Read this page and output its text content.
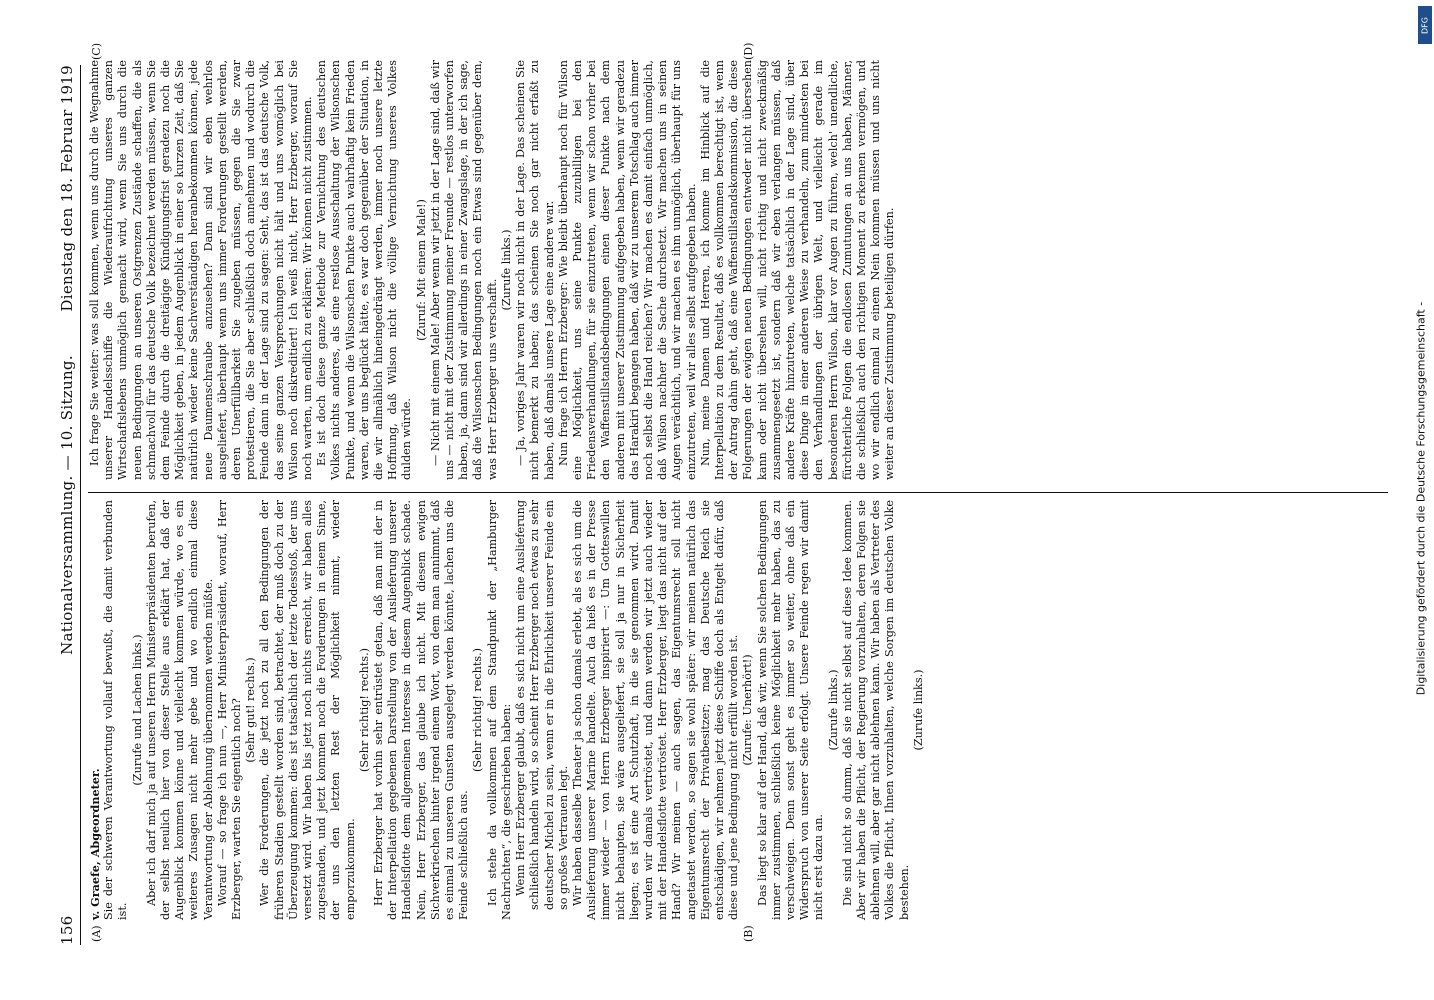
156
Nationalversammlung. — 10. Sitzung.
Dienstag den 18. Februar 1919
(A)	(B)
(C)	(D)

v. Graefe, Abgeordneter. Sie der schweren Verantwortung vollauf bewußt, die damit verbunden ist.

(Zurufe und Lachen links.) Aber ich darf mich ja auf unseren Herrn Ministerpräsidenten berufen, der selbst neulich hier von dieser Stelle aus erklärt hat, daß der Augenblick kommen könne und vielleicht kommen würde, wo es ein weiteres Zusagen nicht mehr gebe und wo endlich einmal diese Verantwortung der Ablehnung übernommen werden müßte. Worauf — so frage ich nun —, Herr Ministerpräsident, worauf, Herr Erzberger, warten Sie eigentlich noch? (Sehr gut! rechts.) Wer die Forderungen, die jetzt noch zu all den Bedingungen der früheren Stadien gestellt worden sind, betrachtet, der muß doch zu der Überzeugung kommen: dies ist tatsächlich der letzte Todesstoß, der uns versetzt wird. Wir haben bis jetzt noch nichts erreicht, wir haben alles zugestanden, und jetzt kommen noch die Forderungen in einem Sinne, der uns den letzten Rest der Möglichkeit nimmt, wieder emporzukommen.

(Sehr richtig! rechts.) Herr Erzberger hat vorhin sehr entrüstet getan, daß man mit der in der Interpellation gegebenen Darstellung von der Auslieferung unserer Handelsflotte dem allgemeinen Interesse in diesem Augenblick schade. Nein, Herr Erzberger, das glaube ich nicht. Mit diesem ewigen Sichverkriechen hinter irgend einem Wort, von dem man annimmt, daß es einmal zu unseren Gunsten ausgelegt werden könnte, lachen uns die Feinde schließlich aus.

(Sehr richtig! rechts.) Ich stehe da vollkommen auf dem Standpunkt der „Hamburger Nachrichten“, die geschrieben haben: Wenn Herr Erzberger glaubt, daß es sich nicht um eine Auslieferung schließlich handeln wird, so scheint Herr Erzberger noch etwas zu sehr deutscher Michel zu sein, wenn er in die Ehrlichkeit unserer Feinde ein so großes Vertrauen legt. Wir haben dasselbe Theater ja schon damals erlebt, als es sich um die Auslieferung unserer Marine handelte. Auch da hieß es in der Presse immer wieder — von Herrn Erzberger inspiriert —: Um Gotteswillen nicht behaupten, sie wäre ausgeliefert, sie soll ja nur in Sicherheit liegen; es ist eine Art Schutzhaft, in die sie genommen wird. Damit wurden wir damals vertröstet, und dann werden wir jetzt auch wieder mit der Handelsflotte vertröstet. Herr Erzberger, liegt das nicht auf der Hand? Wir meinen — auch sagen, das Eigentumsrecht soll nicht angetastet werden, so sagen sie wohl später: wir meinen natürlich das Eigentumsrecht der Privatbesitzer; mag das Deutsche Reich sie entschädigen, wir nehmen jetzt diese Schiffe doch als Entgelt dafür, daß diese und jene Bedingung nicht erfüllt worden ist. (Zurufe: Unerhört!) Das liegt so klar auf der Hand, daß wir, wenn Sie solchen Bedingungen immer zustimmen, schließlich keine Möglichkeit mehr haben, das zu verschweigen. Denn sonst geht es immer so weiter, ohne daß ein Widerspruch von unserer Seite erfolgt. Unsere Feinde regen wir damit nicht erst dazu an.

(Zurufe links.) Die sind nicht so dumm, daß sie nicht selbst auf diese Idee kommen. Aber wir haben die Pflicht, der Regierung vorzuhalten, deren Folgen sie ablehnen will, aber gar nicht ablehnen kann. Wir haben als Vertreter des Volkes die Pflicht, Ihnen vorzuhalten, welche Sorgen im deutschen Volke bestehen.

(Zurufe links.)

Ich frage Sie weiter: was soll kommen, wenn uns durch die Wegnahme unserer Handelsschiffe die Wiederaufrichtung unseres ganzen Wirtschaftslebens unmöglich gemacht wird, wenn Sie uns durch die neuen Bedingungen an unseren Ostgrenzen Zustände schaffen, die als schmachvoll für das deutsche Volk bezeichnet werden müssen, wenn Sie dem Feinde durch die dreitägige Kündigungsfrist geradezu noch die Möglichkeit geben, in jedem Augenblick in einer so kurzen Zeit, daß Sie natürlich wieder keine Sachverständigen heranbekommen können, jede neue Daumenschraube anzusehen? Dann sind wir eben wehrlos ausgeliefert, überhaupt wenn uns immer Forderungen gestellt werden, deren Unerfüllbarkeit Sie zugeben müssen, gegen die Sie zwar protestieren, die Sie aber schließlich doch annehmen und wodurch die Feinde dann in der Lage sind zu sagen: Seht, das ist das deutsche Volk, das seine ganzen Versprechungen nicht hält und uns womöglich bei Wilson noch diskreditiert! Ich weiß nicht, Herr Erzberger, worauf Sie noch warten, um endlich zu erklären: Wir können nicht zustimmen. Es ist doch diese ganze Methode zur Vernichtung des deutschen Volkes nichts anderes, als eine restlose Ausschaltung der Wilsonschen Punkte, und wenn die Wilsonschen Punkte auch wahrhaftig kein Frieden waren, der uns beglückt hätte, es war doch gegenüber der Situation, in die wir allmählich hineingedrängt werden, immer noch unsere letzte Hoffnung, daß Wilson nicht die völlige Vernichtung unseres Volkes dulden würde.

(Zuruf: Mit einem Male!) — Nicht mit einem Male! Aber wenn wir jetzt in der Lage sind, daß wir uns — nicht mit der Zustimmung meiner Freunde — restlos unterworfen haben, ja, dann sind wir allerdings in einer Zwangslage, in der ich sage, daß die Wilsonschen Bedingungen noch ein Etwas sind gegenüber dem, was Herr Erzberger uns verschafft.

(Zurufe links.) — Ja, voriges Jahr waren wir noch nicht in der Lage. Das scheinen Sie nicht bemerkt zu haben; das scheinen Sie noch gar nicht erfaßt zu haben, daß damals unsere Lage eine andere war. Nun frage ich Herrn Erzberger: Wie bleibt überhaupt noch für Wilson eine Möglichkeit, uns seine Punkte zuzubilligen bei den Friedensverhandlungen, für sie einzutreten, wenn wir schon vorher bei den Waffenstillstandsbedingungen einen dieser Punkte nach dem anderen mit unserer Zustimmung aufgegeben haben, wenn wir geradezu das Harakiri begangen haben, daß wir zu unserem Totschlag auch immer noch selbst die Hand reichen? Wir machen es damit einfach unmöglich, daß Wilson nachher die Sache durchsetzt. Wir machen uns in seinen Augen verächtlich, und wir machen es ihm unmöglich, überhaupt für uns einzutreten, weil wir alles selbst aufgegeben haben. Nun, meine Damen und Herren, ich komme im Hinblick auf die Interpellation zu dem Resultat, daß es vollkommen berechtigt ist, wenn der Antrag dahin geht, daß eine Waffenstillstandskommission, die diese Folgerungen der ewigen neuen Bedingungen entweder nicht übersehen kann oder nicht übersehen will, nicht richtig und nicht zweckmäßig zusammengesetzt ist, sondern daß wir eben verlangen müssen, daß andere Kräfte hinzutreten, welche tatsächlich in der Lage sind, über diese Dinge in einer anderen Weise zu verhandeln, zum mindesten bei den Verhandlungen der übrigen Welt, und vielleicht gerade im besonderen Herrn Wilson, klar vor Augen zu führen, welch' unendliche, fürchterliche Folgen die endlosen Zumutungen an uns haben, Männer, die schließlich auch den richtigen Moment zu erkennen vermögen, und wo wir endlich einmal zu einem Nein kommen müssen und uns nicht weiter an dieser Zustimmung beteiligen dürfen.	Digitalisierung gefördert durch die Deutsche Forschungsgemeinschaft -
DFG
:::::
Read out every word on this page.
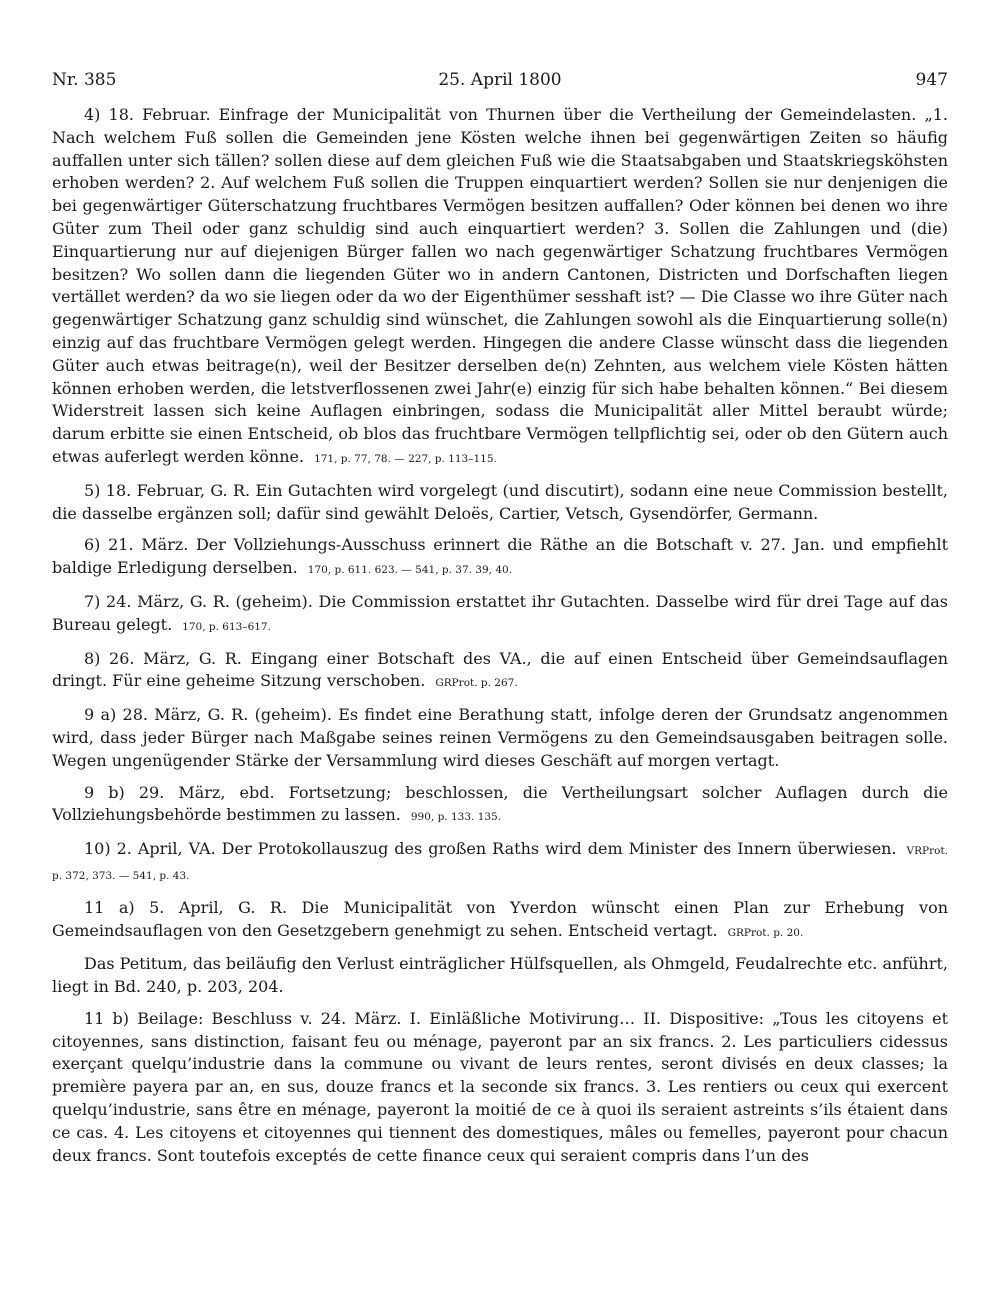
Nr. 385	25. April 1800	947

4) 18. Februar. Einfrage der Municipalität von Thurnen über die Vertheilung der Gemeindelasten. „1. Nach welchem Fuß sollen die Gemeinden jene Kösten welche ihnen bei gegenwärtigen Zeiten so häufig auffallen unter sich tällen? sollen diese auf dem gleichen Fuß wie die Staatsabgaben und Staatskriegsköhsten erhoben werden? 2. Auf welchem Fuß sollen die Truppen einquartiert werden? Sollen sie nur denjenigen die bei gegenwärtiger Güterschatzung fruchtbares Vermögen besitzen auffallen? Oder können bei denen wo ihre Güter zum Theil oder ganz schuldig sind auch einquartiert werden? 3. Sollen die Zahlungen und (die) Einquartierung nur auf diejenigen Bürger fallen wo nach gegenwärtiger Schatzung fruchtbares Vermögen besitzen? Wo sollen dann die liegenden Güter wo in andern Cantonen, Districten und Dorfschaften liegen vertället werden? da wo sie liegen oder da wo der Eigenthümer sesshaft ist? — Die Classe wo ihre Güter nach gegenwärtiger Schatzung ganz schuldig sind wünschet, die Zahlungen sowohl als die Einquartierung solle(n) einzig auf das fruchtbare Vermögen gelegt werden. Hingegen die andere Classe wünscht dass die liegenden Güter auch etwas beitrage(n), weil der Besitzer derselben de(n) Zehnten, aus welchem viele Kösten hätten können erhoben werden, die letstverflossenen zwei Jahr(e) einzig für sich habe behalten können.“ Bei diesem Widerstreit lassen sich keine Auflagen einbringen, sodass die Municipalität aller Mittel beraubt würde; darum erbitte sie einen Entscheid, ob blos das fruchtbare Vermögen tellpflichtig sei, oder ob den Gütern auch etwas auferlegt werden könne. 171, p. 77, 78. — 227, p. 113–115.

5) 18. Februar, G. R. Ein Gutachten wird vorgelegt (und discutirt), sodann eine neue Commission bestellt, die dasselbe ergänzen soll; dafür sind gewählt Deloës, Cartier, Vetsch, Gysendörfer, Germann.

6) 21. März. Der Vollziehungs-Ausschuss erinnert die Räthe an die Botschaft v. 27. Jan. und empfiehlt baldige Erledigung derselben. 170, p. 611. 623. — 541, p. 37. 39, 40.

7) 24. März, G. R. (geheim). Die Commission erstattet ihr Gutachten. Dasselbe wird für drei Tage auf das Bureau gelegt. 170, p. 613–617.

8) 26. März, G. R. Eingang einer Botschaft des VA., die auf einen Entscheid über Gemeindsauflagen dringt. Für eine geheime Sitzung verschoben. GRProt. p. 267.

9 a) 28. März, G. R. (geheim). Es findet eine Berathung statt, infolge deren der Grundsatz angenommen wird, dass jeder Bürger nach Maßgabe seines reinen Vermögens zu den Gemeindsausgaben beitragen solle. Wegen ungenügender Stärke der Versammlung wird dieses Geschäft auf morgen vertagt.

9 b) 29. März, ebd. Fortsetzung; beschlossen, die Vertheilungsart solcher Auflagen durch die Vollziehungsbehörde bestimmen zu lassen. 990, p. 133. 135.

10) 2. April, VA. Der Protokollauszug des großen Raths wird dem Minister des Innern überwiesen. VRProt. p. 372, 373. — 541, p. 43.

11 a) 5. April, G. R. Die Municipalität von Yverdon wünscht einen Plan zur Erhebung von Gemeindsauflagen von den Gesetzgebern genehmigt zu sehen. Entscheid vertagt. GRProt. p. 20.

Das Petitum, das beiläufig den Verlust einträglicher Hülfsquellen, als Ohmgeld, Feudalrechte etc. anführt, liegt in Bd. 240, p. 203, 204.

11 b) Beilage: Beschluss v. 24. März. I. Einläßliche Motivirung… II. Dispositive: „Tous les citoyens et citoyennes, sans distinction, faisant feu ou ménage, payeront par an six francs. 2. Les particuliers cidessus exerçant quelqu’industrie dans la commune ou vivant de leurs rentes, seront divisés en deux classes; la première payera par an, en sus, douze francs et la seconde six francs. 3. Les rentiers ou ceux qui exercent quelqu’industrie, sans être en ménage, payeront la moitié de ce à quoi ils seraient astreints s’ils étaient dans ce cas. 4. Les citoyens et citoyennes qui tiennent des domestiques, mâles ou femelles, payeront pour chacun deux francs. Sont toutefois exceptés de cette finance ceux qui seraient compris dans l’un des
:::::
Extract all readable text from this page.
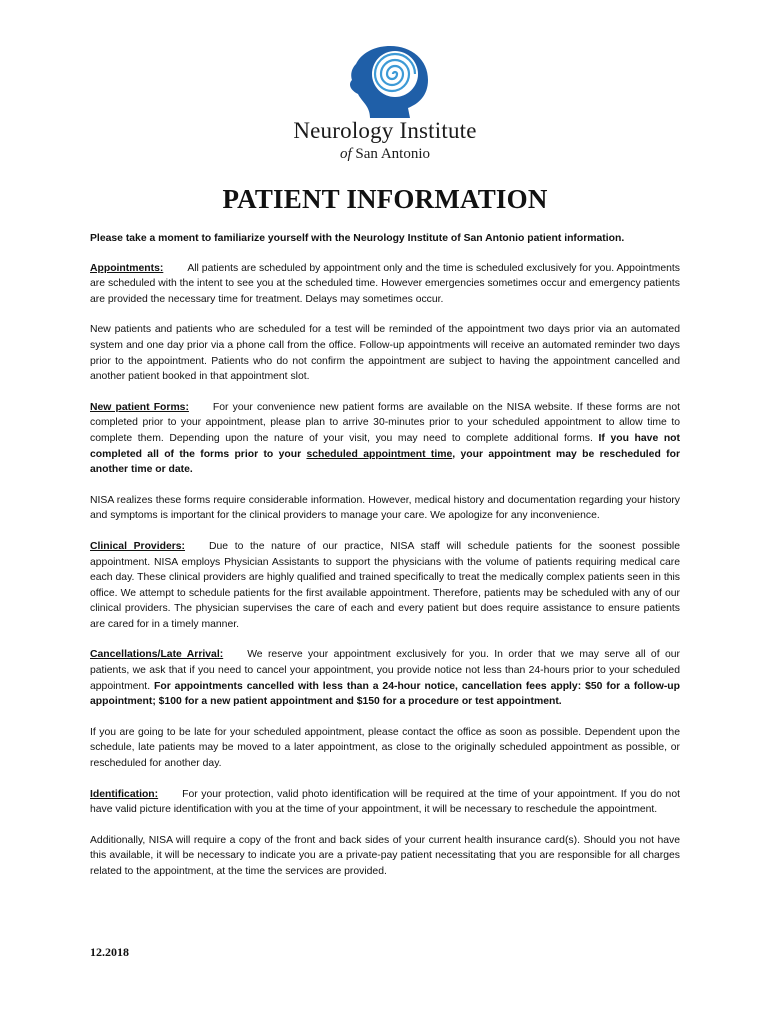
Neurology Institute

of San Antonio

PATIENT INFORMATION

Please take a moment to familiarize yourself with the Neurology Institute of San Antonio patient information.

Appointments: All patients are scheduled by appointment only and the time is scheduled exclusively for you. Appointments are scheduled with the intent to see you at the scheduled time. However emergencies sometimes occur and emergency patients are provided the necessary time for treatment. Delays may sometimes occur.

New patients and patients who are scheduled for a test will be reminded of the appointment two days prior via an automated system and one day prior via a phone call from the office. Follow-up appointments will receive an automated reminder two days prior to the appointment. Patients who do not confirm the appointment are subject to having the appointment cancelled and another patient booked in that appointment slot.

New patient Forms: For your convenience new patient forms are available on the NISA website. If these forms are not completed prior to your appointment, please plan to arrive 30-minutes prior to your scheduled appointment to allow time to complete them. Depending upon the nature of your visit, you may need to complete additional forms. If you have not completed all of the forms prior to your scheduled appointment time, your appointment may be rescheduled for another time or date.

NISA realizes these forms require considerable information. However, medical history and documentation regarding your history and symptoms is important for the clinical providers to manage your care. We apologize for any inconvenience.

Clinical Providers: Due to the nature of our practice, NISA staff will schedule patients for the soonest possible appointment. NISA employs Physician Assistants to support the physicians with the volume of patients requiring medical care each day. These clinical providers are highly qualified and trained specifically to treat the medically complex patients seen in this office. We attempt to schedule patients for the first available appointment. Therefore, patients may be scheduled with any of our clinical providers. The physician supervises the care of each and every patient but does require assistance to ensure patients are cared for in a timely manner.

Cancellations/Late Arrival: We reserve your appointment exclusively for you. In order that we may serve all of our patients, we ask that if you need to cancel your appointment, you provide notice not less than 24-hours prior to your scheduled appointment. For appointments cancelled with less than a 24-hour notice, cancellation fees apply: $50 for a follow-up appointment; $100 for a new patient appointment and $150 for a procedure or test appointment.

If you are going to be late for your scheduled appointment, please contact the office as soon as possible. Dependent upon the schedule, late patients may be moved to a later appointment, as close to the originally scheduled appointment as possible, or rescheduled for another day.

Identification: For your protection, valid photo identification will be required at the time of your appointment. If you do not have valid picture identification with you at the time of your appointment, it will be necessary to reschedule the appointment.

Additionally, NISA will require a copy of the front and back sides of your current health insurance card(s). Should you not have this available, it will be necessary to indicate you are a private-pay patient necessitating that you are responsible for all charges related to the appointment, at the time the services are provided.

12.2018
:::::
Using the material above, count the lines containing the word "Neurology". Reply with the number alone.

2